## [GIVEN PROBLEM]
Reproduce the material from its first line through the line containing "courier-marker-icon[interactable]: [363, 770, 403, 815]", swapping "Kurye" for "Courier" and leaving everything else as it is.

######

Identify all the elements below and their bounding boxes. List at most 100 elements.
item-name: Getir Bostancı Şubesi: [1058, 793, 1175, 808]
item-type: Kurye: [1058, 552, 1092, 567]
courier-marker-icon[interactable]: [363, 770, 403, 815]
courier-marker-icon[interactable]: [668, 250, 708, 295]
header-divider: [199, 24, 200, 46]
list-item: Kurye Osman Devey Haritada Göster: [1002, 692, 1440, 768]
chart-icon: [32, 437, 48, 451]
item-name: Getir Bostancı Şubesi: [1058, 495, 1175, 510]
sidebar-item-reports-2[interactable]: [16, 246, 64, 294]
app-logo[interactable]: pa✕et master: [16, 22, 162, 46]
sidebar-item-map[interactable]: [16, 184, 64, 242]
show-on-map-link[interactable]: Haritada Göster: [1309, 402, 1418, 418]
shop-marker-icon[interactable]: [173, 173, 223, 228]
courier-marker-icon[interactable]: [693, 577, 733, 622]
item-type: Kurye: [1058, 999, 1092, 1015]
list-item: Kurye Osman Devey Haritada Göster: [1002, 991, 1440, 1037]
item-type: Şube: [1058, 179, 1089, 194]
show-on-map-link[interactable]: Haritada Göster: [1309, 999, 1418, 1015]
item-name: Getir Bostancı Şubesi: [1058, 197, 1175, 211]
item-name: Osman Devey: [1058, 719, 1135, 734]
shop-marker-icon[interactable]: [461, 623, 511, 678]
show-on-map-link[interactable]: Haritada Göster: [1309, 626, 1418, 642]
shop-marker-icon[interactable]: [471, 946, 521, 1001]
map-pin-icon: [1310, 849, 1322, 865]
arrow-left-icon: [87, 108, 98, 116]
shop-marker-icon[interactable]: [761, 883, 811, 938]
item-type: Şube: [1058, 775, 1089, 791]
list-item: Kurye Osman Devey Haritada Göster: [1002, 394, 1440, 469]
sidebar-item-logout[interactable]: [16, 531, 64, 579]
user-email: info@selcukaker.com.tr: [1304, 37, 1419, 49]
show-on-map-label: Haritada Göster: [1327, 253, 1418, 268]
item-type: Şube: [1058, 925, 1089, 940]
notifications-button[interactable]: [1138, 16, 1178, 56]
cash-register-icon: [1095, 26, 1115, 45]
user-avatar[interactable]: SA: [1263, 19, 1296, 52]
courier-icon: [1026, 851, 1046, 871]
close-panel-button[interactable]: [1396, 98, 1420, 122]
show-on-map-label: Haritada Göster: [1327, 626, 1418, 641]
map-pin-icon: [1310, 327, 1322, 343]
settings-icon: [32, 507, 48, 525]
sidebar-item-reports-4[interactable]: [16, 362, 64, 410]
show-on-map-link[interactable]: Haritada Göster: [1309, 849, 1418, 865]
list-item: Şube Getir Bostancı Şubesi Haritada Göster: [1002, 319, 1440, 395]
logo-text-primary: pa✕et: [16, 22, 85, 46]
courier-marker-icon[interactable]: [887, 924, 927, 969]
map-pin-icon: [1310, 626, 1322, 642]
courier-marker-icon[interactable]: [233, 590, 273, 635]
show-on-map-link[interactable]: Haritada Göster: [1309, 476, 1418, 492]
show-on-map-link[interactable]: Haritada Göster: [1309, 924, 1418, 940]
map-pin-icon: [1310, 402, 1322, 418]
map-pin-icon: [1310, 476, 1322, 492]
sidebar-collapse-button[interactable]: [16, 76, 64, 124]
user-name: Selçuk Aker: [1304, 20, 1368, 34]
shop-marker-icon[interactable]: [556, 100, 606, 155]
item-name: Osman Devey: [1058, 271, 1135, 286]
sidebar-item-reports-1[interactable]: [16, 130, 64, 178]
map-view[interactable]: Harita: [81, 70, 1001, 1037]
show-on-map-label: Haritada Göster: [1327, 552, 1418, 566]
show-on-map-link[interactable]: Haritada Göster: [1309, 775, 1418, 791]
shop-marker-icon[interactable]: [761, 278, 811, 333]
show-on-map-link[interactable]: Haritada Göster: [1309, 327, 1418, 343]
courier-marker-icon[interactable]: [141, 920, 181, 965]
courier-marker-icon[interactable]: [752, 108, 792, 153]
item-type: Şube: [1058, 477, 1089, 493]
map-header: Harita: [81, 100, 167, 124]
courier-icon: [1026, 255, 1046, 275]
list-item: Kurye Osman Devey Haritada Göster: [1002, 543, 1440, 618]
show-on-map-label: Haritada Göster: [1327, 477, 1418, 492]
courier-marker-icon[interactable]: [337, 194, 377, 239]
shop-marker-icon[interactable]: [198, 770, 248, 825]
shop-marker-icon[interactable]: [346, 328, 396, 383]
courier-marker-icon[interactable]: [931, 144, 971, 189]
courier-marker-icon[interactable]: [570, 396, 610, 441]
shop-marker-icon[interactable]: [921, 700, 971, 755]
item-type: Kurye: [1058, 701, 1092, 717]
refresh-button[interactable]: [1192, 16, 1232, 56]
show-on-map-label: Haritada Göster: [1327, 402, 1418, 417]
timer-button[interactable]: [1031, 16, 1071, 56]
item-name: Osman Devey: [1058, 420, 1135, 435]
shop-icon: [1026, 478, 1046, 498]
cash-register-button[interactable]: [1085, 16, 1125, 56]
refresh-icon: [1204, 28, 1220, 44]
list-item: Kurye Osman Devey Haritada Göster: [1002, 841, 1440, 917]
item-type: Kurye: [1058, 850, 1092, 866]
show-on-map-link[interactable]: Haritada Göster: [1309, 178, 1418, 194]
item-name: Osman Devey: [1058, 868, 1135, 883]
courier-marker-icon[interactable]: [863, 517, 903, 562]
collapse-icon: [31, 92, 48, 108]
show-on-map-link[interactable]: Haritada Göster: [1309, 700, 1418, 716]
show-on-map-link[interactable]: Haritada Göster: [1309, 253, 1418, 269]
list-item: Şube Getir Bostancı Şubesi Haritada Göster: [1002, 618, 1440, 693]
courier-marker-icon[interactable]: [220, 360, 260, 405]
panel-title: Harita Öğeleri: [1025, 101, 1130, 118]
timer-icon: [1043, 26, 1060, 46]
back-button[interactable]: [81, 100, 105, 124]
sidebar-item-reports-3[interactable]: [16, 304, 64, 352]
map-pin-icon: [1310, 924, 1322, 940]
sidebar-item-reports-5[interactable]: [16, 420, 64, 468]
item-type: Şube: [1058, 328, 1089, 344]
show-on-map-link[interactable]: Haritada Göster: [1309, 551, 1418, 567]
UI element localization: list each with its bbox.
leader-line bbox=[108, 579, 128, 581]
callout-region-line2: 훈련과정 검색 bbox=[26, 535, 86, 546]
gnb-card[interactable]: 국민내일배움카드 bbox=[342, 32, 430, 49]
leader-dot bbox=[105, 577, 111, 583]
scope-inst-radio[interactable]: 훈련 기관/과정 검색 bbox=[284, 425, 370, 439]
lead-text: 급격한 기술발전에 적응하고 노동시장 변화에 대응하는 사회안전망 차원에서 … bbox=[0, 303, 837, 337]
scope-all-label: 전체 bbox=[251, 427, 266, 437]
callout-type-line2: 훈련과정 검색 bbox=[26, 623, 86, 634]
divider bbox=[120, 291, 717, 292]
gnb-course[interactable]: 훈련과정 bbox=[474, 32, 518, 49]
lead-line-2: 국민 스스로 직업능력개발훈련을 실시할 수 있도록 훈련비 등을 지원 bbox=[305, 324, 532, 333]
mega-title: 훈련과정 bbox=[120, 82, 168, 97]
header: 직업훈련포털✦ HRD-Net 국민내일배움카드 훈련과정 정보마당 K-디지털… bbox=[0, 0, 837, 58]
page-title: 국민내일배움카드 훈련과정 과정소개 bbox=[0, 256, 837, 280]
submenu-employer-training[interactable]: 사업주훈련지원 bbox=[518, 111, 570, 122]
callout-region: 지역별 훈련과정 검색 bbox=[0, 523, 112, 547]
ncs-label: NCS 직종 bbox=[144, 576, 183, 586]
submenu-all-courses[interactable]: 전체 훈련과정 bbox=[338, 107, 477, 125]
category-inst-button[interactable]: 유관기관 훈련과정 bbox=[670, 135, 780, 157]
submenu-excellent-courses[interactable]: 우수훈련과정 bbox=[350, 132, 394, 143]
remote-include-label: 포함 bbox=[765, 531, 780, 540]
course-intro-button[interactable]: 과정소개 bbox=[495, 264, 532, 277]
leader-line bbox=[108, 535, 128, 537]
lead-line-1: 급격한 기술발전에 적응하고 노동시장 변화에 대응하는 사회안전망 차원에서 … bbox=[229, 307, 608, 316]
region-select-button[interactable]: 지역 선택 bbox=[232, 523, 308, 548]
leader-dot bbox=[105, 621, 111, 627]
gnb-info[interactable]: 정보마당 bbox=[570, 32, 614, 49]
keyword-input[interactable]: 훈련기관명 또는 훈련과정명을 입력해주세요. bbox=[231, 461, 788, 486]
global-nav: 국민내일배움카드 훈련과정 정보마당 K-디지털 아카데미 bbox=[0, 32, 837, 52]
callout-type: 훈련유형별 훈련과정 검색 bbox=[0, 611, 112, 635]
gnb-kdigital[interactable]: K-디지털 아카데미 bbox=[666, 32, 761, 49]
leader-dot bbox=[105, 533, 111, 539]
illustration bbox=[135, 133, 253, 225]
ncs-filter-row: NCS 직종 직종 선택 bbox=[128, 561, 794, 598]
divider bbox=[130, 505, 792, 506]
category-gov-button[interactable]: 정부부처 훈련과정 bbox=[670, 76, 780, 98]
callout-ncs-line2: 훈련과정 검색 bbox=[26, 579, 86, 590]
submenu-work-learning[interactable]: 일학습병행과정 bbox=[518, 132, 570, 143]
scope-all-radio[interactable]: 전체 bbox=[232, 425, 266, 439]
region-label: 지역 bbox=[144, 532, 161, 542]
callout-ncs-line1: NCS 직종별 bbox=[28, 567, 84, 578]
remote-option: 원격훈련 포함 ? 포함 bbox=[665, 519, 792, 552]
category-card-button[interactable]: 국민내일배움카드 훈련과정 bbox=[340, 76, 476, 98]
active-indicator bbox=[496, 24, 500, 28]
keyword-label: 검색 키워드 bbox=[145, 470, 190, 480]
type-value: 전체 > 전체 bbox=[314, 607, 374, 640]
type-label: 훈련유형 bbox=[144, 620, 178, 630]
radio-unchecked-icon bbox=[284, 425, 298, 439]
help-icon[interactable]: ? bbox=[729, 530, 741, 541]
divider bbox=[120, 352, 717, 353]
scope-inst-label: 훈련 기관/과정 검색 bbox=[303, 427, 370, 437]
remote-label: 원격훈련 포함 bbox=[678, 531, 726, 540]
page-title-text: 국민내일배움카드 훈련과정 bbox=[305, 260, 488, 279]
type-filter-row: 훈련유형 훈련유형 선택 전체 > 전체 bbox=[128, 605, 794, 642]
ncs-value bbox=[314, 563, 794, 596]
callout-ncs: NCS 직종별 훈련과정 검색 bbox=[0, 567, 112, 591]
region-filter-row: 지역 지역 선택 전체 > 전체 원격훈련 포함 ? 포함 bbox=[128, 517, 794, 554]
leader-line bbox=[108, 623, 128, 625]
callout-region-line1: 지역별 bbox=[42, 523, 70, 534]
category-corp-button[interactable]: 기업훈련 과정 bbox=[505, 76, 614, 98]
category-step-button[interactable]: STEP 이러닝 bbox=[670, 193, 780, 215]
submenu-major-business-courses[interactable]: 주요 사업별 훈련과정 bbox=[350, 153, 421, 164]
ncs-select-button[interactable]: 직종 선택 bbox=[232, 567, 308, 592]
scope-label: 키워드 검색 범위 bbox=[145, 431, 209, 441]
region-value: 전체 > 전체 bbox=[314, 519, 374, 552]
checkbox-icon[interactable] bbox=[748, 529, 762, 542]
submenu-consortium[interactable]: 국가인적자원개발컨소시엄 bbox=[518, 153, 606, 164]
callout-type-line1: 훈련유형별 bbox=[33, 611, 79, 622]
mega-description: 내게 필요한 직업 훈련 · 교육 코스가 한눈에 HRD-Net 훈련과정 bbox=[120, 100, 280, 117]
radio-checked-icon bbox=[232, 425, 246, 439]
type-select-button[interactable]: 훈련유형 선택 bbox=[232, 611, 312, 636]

######

## [ANSWER FOR THIS EXERCISE]
Identify all the elements below and their bounding boxes. List at most 100 elements.
item-name: Getir Bostancı Şubesi: [1058, 793, 1175, 808]
item-type: Courier: [1058, 552, 1092, 567]
courier-marker-icon[interactable]: [363, 770, 403, 815]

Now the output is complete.